Dataset excerpt:
# # #

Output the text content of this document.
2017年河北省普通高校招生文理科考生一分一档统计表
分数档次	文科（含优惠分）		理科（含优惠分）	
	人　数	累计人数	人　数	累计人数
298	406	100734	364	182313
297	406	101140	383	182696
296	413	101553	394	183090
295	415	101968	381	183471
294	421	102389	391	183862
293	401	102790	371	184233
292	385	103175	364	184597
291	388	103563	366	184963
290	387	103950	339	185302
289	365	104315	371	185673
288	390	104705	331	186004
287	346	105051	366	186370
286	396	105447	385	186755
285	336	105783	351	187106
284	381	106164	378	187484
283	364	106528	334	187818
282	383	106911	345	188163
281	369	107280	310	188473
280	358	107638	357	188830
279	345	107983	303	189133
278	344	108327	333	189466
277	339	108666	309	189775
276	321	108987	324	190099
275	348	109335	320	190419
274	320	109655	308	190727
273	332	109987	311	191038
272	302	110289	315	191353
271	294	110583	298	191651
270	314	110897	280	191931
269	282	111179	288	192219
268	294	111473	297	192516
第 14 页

# # #

WHAT THIS TASK INVOLVES:
Make an exact copy of the records.

PROBLEM SOLUTION:
Output the text content of this document.
2017年河北省普通高校招生文理科考生一分一档统计表
分数档次	文科（含优惠分）		理科（含优惠分）	
	人　数	累计人数	人　数	累计人数
298	406	100734	364	182313
297	406	101140	383	182696
296	413	101553	394	183090
295	415	101968	381	183471
294	421	102389	391	183862
293	401	102790	371	184233
292	385	103175	364	184597
291	388	103563	366	184963
290	387	103950	339	185302
289	365	104315	371	185673
288	390	104705	331	186004
287	346	105051	366	186370
286	396	105447	385	186755
285	336	105783	351	187106
284	381	106164	378	187484
283	364	106528	334	187818
282	383	106911	345	188163
281	369	107280	310	188473
280	358	107638	357	188830
279	345	107983	303	189133
278	344	108327	333	189466
277	339	108666	309	189775
276	321	108987	324	190099
275	348	109335	320	190419
274	320	109655	308	190727
273	332	109987	311	191038
272	302	110289	315	191353
271	294	110583	298	191651
270	314	110897	280	191931
269	282	111179	288	192219
268	294	111473	297	192516
第 14 页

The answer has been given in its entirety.